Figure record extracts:
>>>>>

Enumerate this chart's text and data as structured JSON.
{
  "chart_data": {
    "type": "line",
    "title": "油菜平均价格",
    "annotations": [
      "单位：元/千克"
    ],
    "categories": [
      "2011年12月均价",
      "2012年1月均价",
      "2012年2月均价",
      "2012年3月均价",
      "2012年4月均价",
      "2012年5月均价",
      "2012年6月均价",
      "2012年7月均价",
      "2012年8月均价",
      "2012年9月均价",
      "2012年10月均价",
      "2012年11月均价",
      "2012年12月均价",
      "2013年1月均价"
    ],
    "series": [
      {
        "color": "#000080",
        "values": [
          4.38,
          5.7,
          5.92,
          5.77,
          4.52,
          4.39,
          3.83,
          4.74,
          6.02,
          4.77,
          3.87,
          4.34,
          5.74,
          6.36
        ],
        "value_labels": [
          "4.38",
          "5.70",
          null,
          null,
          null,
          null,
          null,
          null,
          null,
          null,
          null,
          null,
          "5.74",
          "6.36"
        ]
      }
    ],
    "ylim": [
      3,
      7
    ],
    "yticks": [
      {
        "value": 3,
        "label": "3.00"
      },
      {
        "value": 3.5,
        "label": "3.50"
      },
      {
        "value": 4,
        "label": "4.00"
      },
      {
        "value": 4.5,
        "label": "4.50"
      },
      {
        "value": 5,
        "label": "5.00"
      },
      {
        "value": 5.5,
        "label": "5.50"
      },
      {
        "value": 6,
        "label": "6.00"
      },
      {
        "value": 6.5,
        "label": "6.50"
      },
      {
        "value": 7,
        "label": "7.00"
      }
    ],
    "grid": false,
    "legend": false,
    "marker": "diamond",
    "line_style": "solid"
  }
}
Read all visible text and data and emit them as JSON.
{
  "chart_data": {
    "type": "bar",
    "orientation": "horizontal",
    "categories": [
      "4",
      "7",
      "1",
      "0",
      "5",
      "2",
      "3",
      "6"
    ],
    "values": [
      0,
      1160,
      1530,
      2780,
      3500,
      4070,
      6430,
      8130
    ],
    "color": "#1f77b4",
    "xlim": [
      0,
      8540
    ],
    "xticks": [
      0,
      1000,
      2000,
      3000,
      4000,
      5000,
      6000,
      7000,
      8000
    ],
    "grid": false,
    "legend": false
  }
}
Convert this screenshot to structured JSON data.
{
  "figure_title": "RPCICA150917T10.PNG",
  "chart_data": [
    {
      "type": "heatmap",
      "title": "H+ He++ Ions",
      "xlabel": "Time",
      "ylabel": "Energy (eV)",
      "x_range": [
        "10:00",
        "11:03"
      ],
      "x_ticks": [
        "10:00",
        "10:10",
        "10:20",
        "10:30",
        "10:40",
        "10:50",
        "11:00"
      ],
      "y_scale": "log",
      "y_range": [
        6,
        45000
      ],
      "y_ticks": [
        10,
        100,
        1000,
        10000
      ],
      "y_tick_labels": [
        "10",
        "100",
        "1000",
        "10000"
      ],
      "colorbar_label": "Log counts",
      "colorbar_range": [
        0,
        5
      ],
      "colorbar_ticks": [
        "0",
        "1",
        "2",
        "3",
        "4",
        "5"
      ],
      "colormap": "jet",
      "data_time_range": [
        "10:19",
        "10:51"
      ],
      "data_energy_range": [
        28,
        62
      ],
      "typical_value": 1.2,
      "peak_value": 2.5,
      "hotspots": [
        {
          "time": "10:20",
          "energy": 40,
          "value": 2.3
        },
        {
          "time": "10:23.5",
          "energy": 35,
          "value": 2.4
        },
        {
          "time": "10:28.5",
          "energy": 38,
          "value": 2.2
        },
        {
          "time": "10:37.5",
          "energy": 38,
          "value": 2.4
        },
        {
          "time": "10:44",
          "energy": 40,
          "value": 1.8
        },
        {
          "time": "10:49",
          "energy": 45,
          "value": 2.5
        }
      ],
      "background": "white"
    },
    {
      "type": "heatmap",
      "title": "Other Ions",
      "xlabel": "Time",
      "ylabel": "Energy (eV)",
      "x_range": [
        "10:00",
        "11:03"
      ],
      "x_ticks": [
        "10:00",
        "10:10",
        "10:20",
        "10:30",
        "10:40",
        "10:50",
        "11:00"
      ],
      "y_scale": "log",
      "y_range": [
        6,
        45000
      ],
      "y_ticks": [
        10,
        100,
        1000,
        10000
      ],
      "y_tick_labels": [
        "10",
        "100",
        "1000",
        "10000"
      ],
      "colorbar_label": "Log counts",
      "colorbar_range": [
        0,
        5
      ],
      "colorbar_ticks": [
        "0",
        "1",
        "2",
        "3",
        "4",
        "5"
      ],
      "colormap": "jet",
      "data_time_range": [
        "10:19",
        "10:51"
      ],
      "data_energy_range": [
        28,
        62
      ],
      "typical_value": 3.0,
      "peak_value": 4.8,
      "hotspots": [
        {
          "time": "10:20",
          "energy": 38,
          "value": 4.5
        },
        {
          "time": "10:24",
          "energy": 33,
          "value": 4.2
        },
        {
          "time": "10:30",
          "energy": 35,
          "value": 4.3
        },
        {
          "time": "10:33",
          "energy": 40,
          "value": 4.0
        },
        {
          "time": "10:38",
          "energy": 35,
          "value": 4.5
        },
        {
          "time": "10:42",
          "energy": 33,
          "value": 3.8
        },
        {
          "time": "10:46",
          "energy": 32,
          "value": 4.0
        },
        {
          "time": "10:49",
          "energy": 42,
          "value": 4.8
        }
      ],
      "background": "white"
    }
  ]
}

<<<<<

What the task requires: Output each record precisely as given.

Correct response:
Enumerate this chart's text and data as structured JSON.
{
  "chart_data": {
    "type": "line",
    "title": "油菜平均价格",
    "annotations": [
      "单位：元/千克"
    ],
    "categories": [
      "2011年12月均价",
      "2012年1月均价",
      "2012年2月均价",
      "2012年3月均价",
      "2012年4月均价",
      "2012年5月均价",
      "2012年6月均价",
      "2012年7月均价",
      "2012年8月均价",
      "2012年9月均价",
      "2012年10月均价",
      "2012年11月均价",
      "2012年12月均价",
      "2013年1月均价"
    ],
    "series": [
      {
        "color": "#000080",
        "values": [
          4.38,
          5.7,
          5.92,
          5.77,
          4.52,
          4.39,
          3.83,
          4.74,
          6.02,
          4.77,
          3.87,
          4.34,
          5.74,
          6.36
        ],
        "value_labels": [
          "4.38",
          "5.70",
          null,
          null,
          null,
          null,
          null,
          null,
          null,
          null,
          null,
          null,
          "5.74",
          "6.36"
        ]
      }
    ],
    "ylim": [
      3,
      7
    ],
    "yticks": [
      {
        "value": 3,
        "label": "3.00"
      },
      {
        "value": 3.5,
        "label": "3.50"
      },
      {
        "value": 4,
        "label": "4.00"
      },
      {
        "value": 4.5,
        "label": "4.50"
      },
      {
        "value": 5,
        "label": "5.00"
      },
      {
        "value": 5.5,
        "label": "5.50"
      },
      {
        "value": 6,
        "label": "6.00"
      },
      {
        "value": 6.5,
        "label": "6.50"
      },
      {
        "value": 7,
        "label": "7.00"
      }
    ],
    "grid": false,
    "legend": false,
    "marker": "diamond",
    "line_style": "solid"
  }
}
Read all visible text and data and emit them as JSON.
{
  "chart_data": {
    "type": "bar",
    "orientation": "horizontal",
    "categories": [
      "4",
      "7",
      "1",
      "0",
      "5",
      "2",
      "3",
      "6"
    ],
    "values": [
      0,
      1160,
      1530,
      2780,
      3500,
      4070,
      6430,
      8130
    ],
    "color": "#1f77b4",
    "xlim": [
      0,
      8540
    ],
    "xticks": [
      0,
      1000,
      2000,
      3000,
      4000,
      5000,
      6000,
      7000,
      8000
    ],
    "grid": false,
    "legend": false
  }
}
Convert this screenshot to structured JSON data.
{
  "figure_title": "RPCICA150917T10.PNG",
  "chart_data": [
    {
      "type": "heatmap",
      "title": "H+ He++ Ions",
      "xlabel": "Time",
      "ylabel": "Energy (eV)",
      "x_range": [
        "10:00",
        "11:03"
      ],
      "x_ticks": [
        "10:00",
        "10:10",
        "10:20",
        "10:30",
        "10:40",
        "10:50",
        "11:00"
      ],
      "y_scale": "log",
      "y_range": [
        6,
        45000
      ],
      "y_ticks": [
        10,
        100,
        1000,
        10000
      ],
      "y_tick_labels": [
        "10",
        "100",
        "1000",
        "10000"
      ],
      "colorbar_label": "Log counts",
      "colorbar_range": [
        0,
        5
      ],
      "colorbar_ticks": [
        "0",
        "1",
        "2",
        "3",
        "4",
        "5"
      ],
      "colormap": "jet",
      "data_time_range": [
        "10:19",
        "10:51"
      ],
      "data_energy_range": [
        28,
        62
      ],
      "typical_value": 1.2,
      "peak_value": 2.5,
      "hotspots": [
        {
          "time": "10:20",
          "energy": 40,
          "value": 2.3
        },
        {
          "time": "10:23.5",
          "energy": 35,
          "value": 2.4
        },
        {
          "time": "10:28.5",
          "energy": 38,
          "value": 2.2
        },
        {
          "time": "10:37.5",
          "energy": 38,
          "value": 2.4
        },
        {
          "time": "10:44",
          "energy": 40,
          "value": 1.8
        },
        {
          "time": "10:49",
          "energy": 45,
          "value": 2.5
        }
      ],
      "background": "white"
    },
    {
      "type": "heatmap",
      "title": "Other Ions",
      "xlabel": "Time",
      "ylabel": "Energy (eV)",
      "x_range": [
        "10:00",
        "11:03"
      ],
      "x_ticks": [
        "10:00",
        "10:10",
        "10:20",
        "10:30",
        "10:40",
        "10:50",
        "11:00"
      ],
      "y_scale": "log",
      "y_range": [
        6,
        45000
      ],
      "y_ticks": [
        10,
        100,
        1000,
        10000
      ],
      "y_tick_labels": [
        "10",
        "100",
        "1000",
        "10000"
      ],
      "colorbar_label": "Log counts",
      "colorbar_range": [
        0,
        5
      ],
      "colorbar_ticks": [
        "0",
        "1",
        "2",
        "3",
        "4",
        "5"
      ],
      "colormap": "jet",
      "data_time_range": [
        "10:19",
        "10:51"
      ],
      "data_energy_range": [
        28,
        62
      ],
      "typical_value": 3.0,
      "peak_value": 4.8,
      "hotspots": [
        {
          "time": "10:20",
          "energy": 38,
          "value": 4.5
        },
        {
          "time": "10:24",
          "energy": 33,
          "value": 4.2
        },
        {
          "time": "10:30",
          "energy": 35,
          "value": 4.3
        },
        {
          "time": "10:33",
          "energy": 40,
          "value": 4.0
        },
        {
          "time": "10:38",
          "energy": 35,
          "value": 4.5
        },
        {
          "time": "10:42",
          "energy": 33,
          "value": 3.8
        },
        {
          "time": "10:46",
          "energy": 32,
          "value": 4.0
        },
        {
          "time": "10:49",
          "energy": 42,
          "value": 4.8
        }
      ],
      "background": "white"
    }
  ]
}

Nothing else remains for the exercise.